> [What to do] All of the data must be printed exactly; please include every line.

> [Data for this exercise]
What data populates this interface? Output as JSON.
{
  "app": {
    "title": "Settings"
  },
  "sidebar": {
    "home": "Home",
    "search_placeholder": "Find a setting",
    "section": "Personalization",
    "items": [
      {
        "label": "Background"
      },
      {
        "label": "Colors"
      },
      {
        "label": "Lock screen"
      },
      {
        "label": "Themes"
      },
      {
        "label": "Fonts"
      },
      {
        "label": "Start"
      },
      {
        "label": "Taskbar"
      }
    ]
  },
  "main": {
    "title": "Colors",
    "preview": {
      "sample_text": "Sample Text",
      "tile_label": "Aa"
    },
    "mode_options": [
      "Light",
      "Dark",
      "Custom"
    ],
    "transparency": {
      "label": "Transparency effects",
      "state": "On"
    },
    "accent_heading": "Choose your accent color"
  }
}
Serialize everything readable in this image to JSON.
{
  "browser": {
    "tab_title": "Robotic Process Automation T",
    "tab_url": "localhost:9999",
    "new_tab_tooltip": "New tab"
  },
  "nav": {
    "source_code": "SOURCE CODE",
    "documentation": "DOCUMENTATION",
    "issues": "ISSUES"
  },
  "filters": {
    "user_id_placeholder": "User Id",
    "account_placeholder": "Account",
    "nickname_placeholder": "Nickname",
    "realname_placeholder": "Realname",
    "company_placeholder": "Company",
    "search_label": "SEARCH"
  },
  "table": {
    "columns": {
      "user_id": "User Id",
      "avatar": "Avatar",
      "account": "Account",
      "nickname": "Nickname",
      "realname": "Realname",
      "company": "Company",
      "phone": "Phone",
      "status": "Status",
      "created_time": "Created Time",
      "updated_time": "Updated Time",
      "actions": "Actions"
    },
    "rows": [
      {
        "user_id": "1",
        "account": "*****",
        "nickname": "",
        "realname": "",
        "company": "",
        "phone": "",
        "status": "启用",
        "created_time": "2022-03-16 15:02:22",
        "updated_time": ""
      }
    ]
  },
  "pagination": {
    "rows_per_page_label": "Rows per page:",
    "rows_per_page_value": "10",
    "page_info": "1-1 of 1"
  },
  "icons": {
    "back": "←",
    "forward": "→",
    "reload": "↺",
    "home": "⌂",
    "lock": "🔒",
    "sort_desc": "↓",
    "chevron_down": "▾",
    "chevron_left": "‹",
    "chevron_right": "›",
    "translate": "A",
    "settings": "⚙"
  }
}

> [Written solution]
What data populates this interface? Output as JSON.
{
  "app": {
    "title": "Settings"
  },
  "sidebar": {
    "home": "Home",
    "search_placeholder": "Find a setting",
    "section": "Personalization",
    "items": [
      {
        "label": "Background"
      },
      {
        "label": "Colors"
      },
      {
        "label": "Lock screen"
      },
      {
        "label": "Themes"
      },
      {
        "label": "Fonts"
      },
      {
        "label": "Start"
      },
      {
        "label": "Taskbar"
      }
    ]
  },
  "main": {
    "title": "Colors",
    "preview": {
      "sample_text": "Sample Text",
      "tile_label": "Aa"
    },
    "mode_options": [
      "Light",
      "Dark",
      "Custom"
    ],
    "transparency": {
      "label": "Transparency effects",
      "state": "On"
    },
    "accent_heading": "Choose your accent color"
  }
}
Serialize everything readable in this image to JSON.
{
  "browser": {
    "tab_title": "Robotic Process Automation T",
    "tab_url": "localhost:9999",
    "new_tab_tooltip": "New tab"
  },
  "nav": {
    "source_code": "SOURCE CODE",
    "documentation": "DOCUMENTATION",
    "issues": "ISSUES"
  },
  "filters": {
    "user_id_placeholder": "User Id",
    "account_placeholder": "Account",
    "nickname_placeholder": "Nickname",
    "realname_placeholder": "Realname",
    "company_placeholder": "Company",
    "search_label": "SEARCH"
  },
  "table": {
    "columns": {
      "user_id": "User Id",
      "avatar": "Avatar",
      "account": "Account",
      "nickname": "Nickname",
      "realname": "Realname",
      "company": "Company",
      "phone": "Phone",
      "status": "Status",
      "created_time": "Created Time",
      "updated_time": "Updated Time",
      "actions": "Actions"
    },
    "rows": [
      {
        "user_id": "1",
        "account": "*****",
        "nickname": "",
        "realname": "",
        "company": "",
        "phone": "",
        "status": "启用",
        "created_time": "2022-03-16 15:02:22",
        "updated_time": ""
      }
    ]
  },
  "pagination": {
    "rows_per_page_label": "Rows per page:",
    "rows_per_page_value": "10",
    "page_info": "1-1 of 1"
  },
  "icons": {
    "back": "←",
    "forward": "→",
    "reload": "↺",
    "home": "⌂",
    "lock": "🔒",
    "sort_desc": "↓",
    "chevron_down": "▾",
    "chevron_left": "‹",
    "chevron_right": "›",
    "translate": "A",
    "settings": "⚙"
  }
}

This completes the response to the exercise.